[STATED EXERCISE] Starting at the line that has "toolbar-item-copy[interactable]: 复制 xyxy=(350,84,389,140)" and ending after the line that has "manual-save-option[interactable]: 手动保存 xyxy=(196,564,266,583)", rewrite those lines with "heart-icon" swapped for "like-icon" and everything else left as it is.

[PROVIDED DATA]
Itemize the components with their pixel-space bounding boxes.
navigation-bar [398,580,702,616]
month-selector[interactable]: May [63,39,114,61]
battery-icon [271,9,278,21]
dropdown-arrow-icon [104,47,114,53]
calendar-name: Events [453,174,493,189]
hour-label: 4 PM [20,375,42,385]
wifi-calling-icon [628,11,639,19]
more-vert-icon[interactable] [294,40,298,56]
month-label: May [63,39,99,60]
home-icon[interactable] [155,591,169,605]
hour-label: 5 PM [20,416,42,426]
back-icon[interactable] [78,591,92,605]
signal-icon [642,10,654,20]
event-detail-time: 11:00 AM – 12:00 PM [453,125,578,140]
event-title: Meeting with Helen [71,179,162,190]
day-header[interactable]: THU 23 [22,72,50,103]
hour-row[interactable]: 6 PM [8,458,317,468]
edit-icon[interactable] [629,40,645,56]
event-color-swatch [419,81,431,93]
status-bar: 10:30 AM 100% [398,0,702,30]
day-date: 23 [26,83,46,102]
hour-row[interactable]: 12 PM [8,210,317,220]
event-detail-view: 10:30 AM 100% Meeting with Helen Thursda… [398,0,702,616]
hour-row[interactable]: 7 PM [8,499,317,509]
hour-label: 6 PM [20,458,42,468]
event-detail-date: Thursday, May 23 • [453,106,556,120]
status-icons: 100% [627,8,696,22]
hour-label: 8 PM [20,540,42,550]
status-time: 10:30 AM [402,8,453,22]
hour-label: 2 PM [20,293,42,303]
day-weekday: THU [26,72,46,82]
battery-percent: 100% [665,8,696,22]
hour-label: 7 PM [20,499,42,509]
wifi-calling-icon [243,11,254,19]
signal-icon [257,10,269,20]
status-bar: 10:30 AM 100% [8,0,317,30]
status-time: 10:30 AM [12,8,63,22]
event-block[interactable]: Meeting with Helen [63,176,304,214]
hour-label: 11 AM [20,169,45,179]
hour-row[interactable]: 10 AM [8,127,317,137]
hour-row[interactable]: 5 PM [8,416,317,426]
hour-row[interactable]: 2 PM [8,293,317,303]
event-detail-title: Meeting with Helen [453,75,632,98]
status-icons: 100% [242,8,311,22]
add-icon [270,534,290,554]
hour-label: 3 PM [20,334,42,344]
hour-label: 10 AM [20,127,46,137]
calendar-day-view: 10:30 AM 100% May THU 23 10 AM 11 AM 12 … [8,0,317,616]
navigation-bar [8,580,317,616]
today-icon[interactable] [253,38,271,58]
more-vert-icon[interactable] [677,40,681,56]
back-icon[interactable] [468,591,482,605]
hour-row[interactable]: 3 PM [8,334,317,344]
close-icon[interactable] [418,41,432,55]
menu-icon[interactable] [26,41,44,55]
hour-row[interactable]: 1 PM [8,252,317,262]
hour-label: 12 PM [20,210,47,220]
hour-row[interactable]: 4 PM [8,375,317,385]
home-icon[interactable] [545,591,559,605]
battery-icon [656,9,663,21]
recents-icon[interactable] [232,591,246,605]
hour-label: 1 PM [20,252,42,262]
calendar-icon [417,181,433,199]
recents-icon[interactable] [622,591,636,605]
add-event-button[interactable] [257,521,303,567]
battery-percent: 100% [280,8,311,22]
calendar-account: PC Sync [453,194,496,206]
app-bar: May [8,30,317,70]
---
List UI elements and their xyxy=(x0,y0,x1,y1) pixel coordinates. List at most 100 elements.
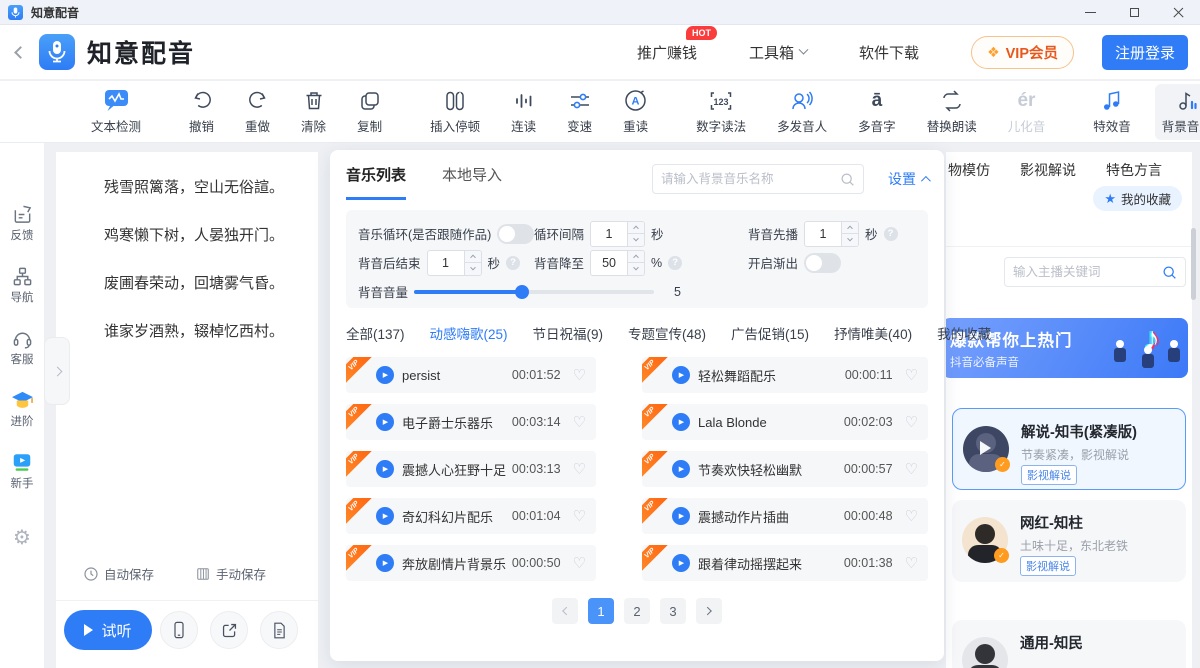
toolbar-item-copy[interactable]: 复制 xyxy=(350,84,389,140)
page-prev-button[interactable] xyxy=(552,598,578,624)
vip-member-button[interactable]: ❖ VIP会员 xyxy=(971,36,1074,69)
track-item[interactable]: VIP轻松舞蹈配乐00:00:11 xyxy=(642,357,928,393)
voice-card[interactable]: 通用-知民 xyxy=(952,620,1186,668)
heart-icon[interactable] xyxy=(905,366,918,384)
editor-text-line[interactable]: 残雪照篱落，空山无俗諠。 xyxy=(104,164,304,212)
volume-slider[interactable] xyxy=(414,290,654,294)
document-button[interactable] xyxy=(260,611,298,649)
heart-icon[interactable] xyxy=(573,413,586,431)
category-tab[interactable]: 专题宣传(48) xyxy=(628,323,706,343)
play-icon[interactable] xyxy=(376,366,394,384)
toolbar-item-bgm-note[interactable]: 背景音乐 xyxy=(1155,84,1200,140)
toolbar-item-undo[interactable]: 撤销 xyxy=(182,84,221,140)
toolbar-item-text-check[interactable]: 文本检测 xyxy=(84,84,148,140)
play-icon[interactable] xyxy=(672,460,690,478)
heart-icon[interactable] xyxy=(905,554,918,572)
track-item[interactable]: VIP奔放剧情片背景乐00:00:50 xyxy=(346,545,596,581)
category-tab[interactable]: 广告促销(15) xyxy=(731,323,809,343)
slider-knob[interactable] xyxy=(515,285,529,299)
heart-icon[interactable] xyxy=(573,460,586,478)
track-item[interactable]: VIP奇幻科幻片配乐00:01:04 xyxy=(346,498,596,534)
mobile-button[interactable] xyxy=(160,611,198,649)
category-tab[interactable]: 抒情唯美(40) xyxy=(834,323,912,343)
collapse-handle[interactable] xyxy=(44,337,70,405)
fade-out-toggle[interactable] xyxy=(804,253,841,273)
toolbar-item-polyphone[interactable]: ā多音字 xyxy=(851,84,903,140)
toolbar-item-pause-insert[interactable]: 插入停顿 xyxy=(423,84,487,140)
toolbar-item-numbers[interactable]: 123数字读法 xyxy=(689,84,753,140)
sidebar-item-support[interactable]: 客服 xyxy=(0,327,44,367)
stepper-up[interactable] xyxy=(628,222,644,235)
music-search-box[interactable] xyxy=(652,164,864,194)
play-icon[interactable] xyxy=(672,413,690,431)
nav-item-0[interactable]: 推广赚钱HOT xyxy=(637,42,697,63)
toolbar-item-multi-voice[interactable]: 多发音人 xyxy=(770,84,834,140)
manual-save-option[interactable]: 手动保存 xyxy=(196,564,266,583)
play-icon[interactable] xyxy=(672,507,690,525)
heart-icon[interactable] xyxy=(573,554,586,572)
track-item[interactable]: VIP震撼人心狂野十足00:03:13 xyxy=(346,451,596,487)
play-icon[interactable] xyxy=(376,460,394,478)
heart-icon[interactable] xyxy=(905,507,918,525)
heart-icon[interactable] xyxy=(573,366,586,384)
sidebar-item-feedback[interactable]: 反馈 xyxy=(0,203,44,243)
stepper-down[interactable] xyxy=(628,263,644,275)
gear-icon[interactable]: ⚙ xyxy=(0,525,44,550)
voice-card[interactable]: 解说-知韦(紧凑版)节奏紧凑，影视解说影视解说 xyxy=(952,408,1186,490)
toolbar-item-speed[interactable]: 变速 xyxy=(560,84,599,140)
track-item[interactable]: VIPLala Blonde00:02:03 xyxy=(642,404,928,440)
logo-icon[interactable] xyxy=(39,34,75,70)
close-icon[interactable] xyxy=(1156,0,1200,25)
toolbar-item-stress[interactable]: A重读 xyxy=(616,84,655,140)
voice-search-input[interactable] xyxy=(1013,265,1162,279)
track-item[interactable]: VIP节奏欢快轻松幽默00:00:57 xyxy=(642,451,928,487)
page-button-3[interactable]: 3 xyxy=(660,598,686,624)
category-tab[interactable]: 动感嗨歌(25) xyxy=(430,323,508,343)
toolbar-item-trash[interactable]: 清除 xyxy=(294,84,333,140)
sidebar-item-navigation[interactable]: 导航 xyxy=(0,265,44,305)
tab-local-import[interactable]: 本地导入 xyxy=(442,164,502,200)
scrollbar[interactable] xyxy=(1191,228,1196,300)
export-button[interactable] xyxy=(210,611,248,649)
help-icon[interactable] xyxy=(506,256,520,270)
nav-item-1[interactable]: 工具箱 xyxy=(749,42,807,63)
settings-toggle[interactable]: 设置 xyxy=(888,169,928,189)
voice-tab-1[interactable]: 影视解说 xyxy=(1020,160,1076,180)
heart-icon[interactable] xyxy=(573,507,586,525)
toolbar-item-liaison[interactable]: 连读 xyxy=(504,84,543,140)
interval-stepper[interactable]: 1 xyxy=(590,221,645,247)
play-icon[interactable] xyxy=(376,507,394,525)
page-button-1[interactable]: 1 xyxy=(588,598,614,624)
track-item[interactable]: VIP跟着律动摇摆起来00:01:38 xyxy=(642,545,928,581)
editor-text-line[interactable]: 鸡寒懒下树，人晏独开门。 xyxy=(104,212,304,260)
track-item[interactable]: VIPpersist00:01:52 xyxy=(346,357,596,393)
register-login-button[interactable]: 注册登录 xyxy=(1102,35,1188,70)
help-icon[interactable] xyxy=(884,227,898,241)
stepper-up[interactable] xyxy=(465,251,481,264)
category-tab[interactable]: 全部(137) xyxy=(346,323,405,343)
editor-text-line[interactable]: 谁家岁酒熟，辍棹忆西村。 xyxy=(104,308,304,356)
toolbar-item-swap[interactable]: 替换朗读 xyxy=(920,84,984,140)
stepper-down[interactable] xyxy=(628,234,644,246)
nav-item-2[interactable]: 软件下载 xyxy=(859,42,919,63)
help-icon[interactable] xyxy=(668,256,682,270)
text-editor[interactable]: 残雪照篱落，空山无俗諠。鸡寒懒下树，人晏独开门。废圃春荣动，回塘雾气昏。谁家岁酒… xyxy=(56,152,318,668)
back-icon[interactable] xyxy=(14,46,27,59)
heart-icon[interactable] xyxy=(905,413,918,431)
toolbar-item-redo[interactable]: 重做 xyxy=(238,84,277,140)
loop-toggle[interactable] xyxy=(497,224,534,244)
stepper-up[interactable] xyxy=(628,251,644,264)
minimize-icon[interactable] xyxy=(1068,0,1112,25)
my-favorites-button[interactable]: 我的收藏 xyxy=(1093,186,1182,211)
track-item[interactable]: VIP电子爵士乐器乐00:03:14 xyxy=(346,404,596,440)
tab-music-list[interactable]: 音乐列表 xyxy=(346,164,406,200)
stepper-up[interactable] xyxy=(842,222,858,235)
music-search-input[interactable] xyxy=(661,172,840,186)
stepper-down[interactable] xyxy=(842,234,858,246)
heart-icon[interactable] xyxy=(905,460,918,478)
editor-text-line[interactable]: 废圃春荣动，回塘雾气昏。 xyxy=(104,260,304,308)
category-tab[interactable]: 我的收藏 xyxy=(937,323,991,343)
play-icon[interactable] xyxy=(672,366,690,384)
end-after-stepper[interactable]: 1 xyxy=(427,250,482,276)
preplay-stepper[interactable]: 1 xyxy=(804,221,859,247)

[TASK RESPONSE]
toolbar-item-copy[interactable]: 复制 xyxy=(350,84,389,140)
page-prev-button[interactable] xyxy=(552,598,578,624)
vip-member-button[interactable]: ❖ VIP会员 xyxy=(971,36,1074,69)
track-item[interactable]: VIP轻松舞蹈配乐00:00:11 xyxy=(642,357,928,393)
voice-card[interactable]: 通用-知民 xyxy=(952,620,1186,668)
like-icon[interactable] xyxy=(905,366,918,384)
editor-text-line[interactable]: 残雪照篱落，空山无俗諠。 xyxy=(104,164,304,212)
volume-slider[interactable] xyxy=(414,290,654,294)
document-button[interactable] xyxy=(260,611,298,649)
like-icon[interactable] xyxy=(573,413,586,431)
category-tab[interactable]: 专题宣传(48) xyxy=(628,323,706,343)
play-icon[interactable] xyxy=(376,366,394,384)
toolbar-item-bgm-note[interactable]: 背景音乐 xyxy=(1155,84,1200,140)
toolbar-item-undo[interactable]: 撤销 xyxy=(182,84,221,140)
toolbar-item-text-check[interactable]: 文本检测 xyxy=(84,84,148,140)
play-icon[interactable] xyxy=(672,460,690,478)
like-icon[interactable] xyxy=(905,554,918,572)
track-item[interactable]: VIP奔放剧情片背景乐00:00:50 xyxy=(346,545,596,581)
category-tab[interactable]: 广告促销(15) xyxy=(731,323,809,343)
slider-knob[interactable] xyxy=(515,285,529,299)
like-icon[interactable] xyxy=(573,460,586,478)
track-item[interactable]: VIP奇幻科幻片配乐00:01:04 xyxy=(346,498,596,534)
mobile-button[interactable] xyxy=(160,611,198,649)
category-tab[interactable]: 抒情唯美(40) xyxy=(834,323,912,343)
collapse-handle[interactable] xyxy=(44,337,70,405)
fade-out-toggle[interactable] xyxy=(804,253,841,273)
toolbar-item-polyphone[interactable]: ā多音字 xyxy=(851,84,903,140)
toolbar-item-pause-insert[interactable]: 插入停顿 xyxy=(423,84,487,140)
toolbar-item-numbers[interactable]: 123数字读法 xyxy=(689,84,753,140)
sidebar-item-support[interactable]: 客服 xyxy=(0,327,44,367)
stepper-up[interactable] xyxy=(628,222,644,235)
music-search-box[interactable] xyxy=(652,164,864,194)
play-icon[interactable] xyxy=(672,413,690,431)
nav-item-0[interactable]: 推广赚钱HOT xyxy=(637,42,697,63)
toolbar-item-multi-voice[interactable]: 多发音人 xyxy=(770,84,834,140)
manual-save-option[interactable]: 手动保存 xyxy=(196,564,266,583)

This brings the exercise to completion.